───── INFORMATION SUPPLIED
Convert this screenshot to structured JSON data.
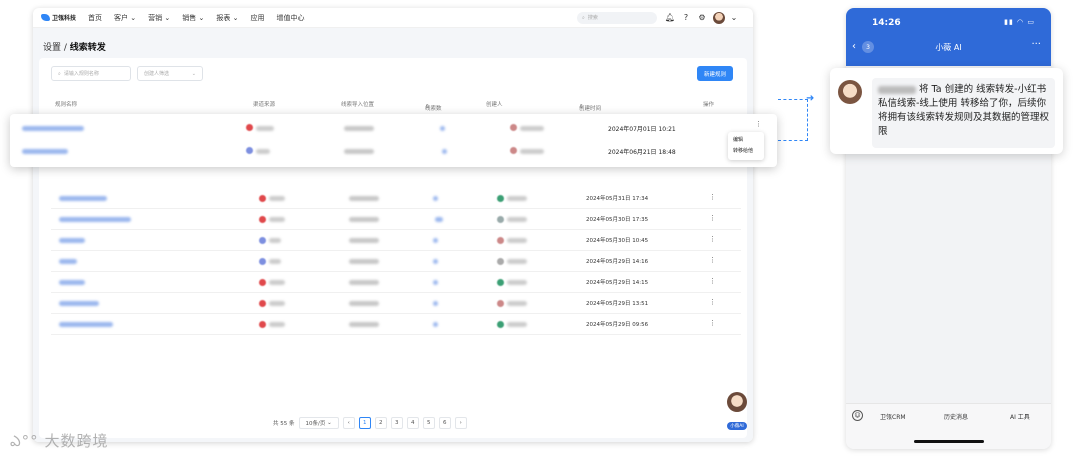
{
  "app": {
    "logo_text": "卫瓴科技",
    "nav": [
      "首页",
      "客户",
      "营销",
      "销售",
      "报表",
      "应用",
      "增值中心"
    ],
    "nav_dropdown": [
      false,
      true,
      true,
      true,
      true,
      false,
      false
    ],
    "search_placeholder": "搜索"
  },
  "page": {
    "breadcrumb_parent": "设置 / ",
    "breadcrumb_current": "线索转发",
    "filter_name_placeholder": "请输入规则名称",
    "filter_creator_placeholder": "创建人筛选",
    "new_button": "新建规则",
    "columns": [
      "规则名称",
      "渠道来源",
      "线索导入位置",
      "线索数",
      "创建人",
      "创建时间",
      "操作"
    ],
    "rows": [
      {
        "date": "2024年05月31日 17:34"
      },
      {
        "date": "2024年05月30日 17:35"
      },
      {
        "date": "2024年05月30日 10:45"
      },
      {
        "date": "2024年05月29日 14:16"
      },
      {
        "date": "2024年05月29日 14:15"
      },
      {
        "date": "2024年05月29日 13:51"
      },
      {
        "date": "2024年05月29日 09:56"
      }
    ],
    "highlight_rows": [
      {
        "date": "2024年07月01日 10:21"
      },
      {
        "date": "2024年06月21日 18:48"
      }
    ],
    "row_menu": [
      "编辑",
      "转移给他"
    ],
    "total": "共 55 条",
    "page_size": "10条/页",
    "pages": [
      "1",
      "2",
      "3",
      "4",
      "5",
      "6"
    ],
    "active_page": "1",
    "mini_ai_label": "小薇AI"
  },
  "phone": {
    "time": "14:26",
    "back_count": "3",
    "title": "小薇 AI",
    "message": "将 Ta 创建的 线索转发-小红书私信线索-线上使用 转移给了你，后续你将拥有该线索转发规则及其数据的管理权限",
    "footer": [
      "卫瓴CRM",
      "历史消息",
      "AI 工具"
    ]
  },
  "watermark": "大数跨境",
  "colors": {
    "primary": "#2f86f6",
    "phone_header": "#2f6ad8"
  }
}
──────────
EXERCISE TASK => Copy all the records above exactly, but leave out the pictures.

RESULT FOR THIS EXERCISE =>
Convert this screenshot to structured JSON data.
{
  "app": {
    "logo_text": "卫瓴科技",
    "nav": [
      "首页",
      "客户",
      "营销",
      "销售",
      "报表",
      "应用",
      "增值中心"
    ],
    "nav_dropdown": [
      false,
      true,
      true,
      true,
      true,
      false,
      false
    ],
    "search_placeholder": "搜索"
  },
  "page": {
    "breadcrumb_parent": "设置 / ",
    "breadcrumb_current": "线索转发",
    "filter_name_placeholder": "请输入规则名称",
    "filter_creator_placeholder": "创建人筛选",
    "new_button": "新建规则",
    "columns": [
      "规则名称",
      "渠道来源",
      "线索导入位置",
      "线索数",
      "创建人",
      "创建时间",
      "操作"
    ],
    "rows": [
      {
        "date": "2024年05月31日 17:34"
      },
      {
        "date": "2024年05月30日 17:35"
      },
      {
        "date": "2024年05月30日 10:45"
      },
      {
        "date": "2024年05月29日 14:16"
      },
      {
        "date": "2024年05月29日 14:15"
      },
      {
        "date": "2024年05月29日 13:51"
      },
      {
        "date": "2024年05月29日 09:56"
      }
    ],
    "highlight_rows": [
      {
        "date": "2024年07月01日 10:21"
      },
      {
        "date": "2024年06月21日 18:48"
      }
    ],
    "row_menu": [
      "编辑",
      "转移给他"
    ],
    "total": "共 55 条",
    "page_size": "10条/页",
    "pages": [
      "1",
      "2",
      "3",
      "4",
      "5",
      "6"
    ],
    "active_page": "1",
    "mini_ai_label": "小薇AI"
  },
  "phone": {
    "time": "14:26",
    "back_count": "3",
    "title": "小薇 AI",
    "message": "将 Ta 创建的 线索转发-小红书私信线索-线上使用 转移给了你，后续你将拥有该线索转发规则及其数据的管理权限",
    "footer": [
      "卫瓴CRM",
      "历史消息",
      "AI 工具"
    ]
  },
  "watermark": "大数跨境",
  "colors": {
    "primary": "#2f86f6",
    "phone_header": "#2f6ad8"
  }
}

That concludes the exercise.